→ **Stated problem**: Write out the whole listing again, exactly as given.

→ **Data listing**:
Begin
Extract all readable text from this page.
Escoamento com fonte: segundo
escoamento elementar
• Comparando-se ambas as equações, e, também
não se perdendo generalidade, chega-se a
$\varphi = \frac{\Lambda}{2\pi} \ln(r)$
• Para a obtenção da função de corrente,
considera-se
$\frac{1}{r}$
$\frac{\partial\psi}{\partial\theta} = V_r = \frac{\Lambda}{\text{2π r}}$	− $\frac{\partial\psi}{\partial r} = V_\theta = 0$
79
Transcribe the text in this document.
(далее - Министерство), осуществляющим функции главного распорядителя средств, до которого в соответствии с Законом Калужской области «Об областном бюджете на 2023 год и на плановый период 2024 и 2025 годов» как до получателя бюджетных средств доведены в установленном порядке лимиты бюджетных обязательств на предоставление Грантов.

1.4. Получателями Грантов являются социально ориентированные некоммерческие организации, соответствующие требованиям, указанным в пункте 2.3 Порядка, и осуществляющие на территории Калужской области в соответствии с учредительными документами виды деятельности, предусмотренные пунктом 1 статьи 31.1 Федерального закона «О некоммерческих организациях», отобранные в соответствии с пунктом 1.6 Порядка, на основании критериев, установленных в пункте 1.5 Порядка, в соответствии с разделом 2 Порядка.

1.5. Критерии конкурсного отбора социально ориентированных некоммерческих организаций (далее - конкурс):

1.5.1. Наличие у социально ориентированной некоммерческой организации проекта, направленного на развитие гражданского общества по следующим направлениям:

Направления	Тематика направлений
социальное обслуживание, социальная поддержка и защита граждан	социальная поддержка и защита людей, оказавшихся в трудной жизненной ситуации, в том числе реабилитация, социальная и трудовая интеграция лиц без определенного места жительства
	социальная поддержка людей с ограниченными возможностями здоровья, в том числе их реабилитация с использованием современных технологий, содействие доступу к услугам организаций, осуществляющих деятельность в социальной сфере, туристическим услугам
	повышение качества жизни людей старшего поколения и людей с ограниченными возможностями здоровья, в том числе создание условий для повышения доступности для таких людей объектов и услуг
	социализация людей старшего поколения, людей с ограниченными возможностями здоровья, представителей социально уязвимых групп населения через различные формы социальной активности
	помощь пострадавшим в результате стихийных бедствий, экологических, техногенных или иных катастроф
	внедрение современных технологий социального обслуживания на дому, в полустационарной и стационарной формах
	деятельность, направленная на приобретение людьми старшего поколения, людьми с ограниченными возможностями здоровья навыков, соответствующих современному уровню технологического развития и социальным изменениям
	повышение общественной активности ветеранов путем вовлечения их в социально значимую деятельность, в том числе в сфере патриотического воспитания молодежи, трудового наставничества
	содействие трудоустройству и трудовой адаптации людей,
End
→ **Answer below**:
Extract all readable text from this page.
Escoamento com fonte: segundo
escoamento elementar
• Comparando-se ambas as equações, e, também
não se perdendo generalidade, chega-se a
$\varphi = \frac{\Lambda}{2\pi} \ln(r)$
• Para a obtenção da função de corrente,
considera-se
$\frac{1}{r}$
$\frac{\partial\psi}{\partial\theta} = V_r = \frac{\Lambda}{\text{2π r}}$	− $\frac{\partial\psi}{\partial r} = V_\theta = 0$
79
Transcribe the text in this document.
(далее - Министерство), осуществляющим функции главного распорядителя средств, до которого в соответствии с Законом Калужской области «Об областном бюджете на 2023 год и на плановый период 2024 и 2025 годов» как до получателя бюджетных средств доведены в установленном порядке лимиты бюджетных обязательств на предоставление Грантов.

1.4. Получателями Грантов являются социально ориентированные некоммерческие организации, соответствующие требованиям, указанным в пункте 2.3 Порядка, и осуществляющие на территории Калужской области в соответствии с учредительными документами виды деятельности, предусмотренные пунктом 1 статьи 31.1 Федерального закона «О некоммерческих организациях», отобранные в соответствии с пунктом 1.6 Порядка, на основании критериев, установленных в пункте 1.5 Порядка, в соответствии с разделом 2 Порядка.

1.5. Критерии конкурсного отбора социально ориентированных некоммерческих организаций (далее - конкурс):

1.5.1. Наличие у социально ориентированной некоммерческой организации проекта, направленного на развитие гражданского общества по следующим направлениям:

Направления	Тематика направлений
социальное обслуживание, социальная поддержка и защита граждан	социальная поддержка и защита людей, оказавшихся в трудной жизненной ситуации, в том числе реабилитация, социальная и трудовая интеграция лиц без определенного места жительства
	социальная поддержка людей с ограниченными возможностями здоровья, в том числе их реабилитация с использованием современных технологий, содействие доступу к услугам организаций, осуществляющих деятельность в социальной сфере, туристическим услугам
	повышение качества жизни людей старшего поколения и людей с ограниченными возможностями здоровья, в том числе создание условий для повышения доступности для таких людей объектов и услуг
	социализация людей старшего поколения, людей с ограниченными возможностями здоровья, представителей социально уязвимых групп населения через различные формы социальной активности
	помощь пострадавшим в результате стихийных бедствий, экологических, техногенных или иных катастроф
	внедрение современных технологий социального обслуживания на дому, в полустационарной и стационарной формах
	деятельность, направленная на приобретение людьми старшего поколения, людьми с ограниченными возможностями здоровья навыков, соответствующих современному уровню технологического развития и социальным изменениям
	повышение общественной активности ветеранов путем вовлечения их в социально значимую деятельность, в том числе в сфере патриотического воспитания молодежи, трудового наставничества
	содействие трудоустройству и трудовой адаптации людей,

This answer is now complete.